Exercise
Each line of the material must be returned exactly.

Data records
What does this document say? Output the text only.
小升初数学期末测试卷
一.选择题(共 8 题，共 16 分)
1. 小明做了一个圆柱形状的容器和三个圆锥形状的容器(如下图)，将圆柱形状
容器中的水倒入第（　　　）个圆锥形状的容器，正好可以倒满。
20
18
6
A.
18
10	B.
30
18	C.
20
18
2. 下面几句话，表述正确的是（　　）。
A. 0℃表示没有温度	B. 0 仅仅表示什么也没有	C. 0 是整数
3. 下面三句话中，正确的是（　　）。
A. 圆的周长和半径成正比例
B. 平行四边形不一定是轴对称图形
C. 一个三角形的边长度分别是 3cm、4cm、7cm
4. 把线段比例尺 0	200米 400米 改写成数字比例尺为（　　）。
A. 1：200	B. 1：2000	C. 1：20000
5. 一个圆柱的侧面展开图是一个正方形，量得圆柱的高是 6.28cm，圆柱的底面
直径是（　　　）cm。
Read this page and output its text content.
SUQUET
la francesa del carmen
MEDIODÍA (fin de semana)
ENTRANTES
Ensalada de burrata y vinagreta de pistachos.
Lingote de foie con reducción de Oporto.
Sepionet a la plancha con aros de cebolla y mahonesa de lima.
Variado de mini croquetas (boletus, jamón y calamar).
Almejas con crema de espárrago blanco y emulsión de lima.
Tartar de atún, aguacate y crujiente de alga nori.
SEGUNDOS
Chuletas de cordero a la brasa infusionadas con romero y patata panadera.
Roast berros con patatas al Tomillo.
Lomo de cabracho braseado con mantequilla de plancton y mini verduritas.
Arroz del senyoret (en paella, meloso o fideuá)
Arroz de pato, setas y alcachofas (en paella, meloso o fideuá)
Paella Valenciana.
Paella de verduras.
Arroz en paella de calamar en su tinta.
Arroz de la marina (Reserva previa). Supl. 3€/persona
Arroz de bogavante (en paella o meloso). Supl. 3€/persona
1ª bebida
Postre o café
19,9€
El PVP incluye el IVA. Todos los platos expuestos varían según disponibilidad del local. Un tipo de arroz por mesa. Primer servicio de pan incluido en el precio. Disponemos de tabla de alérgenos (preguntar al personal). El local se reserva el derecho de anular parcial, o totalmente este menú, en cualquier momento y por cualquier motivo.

Exercise solution
What does this document say? Output the text only.
小升初数学期末测试卷
一.选择题(共 8 题，共 16 分)
1. 小明做了一个圆柱形状的容器和三个圆锥形状的容器(如下图)，将圆柱形状
容器中的水倒入第（　　　）个圆锥形状的容器，正好可以倒满。
20
18
6
A.
18
10	B.
30
18	C.
20
18
2. 下面几句话，表述正确的是（　　）。
A. 0℃表示没有温度	B. 0 仅仅表示什么也没有	C. 0 是整数
3. 下面三句话中，正确的是（　　）。
A. 圆的周长和半径成正比例
B. 平行四边形不一定是轴对称图形
C. 一个三角形的边长度分别是 3cm、4cm、7cm
4. 把线段比例尺 0	200米 400米 改写成数字比例尺为（　　）。
A. 1：200	B. 1：2000	C. 1：20000
5. 一个圆柱的侧面展开图是一个正方形，量得圆柱的高是 6.28cm，圆柱的底面
直径是（　　　）cm。
Read this page and output its text content.
SUQUET
la francesa del carmen
MEDIODÍA (fin de semana)
ENTRANTES
Ensalada de burrata y vinagreta de pistachos.
Lingote de foie con reducción de Oporto.
Sepionet a la plancha con aros de cebolla y mahonesa de lima.
Variado de mini croquetas (boletus, jamón y calamar).
Almejas con crema de espárrago blanco y emulsión de lima.
Tartar de atún, aguacate y crujiente de alga nori.
SEGUNDOS
Chuletas de cordero a la brasa infusionadas con romero y patata panadera.
Roast berros con patatas al Tomillo.
Lomo de cabracho braseado con mantequilla de plancton y mini verduritas.
Arroz del senyoret (en paella, meloso o fideuá)
Arroz de pato, setas y alcachofas (en paella, meloso o fideuá)
Paella Valenciana.
Paella de verduras.
Arroz en paella de calamar en su tinta.
Arroz de la marina (Reserva previa). Supl. 3€/persona
Arroz de bogavante (en paella o meloso). Supl. 3€/persona
1ª bebida
Postre o café
19,9€
El PVP incluye el IVA. Todos los platos expuestos varían según disponibilidad del local. Un tipo de arroz por mesa. Primer servicio de pan incluido en el precio. Disponemos de tabla de alérgenos (preguntar al personal). El local se reserva el derecho de anular parcial, o totalmente este menú, en cualquier momento y por cualquier motivo.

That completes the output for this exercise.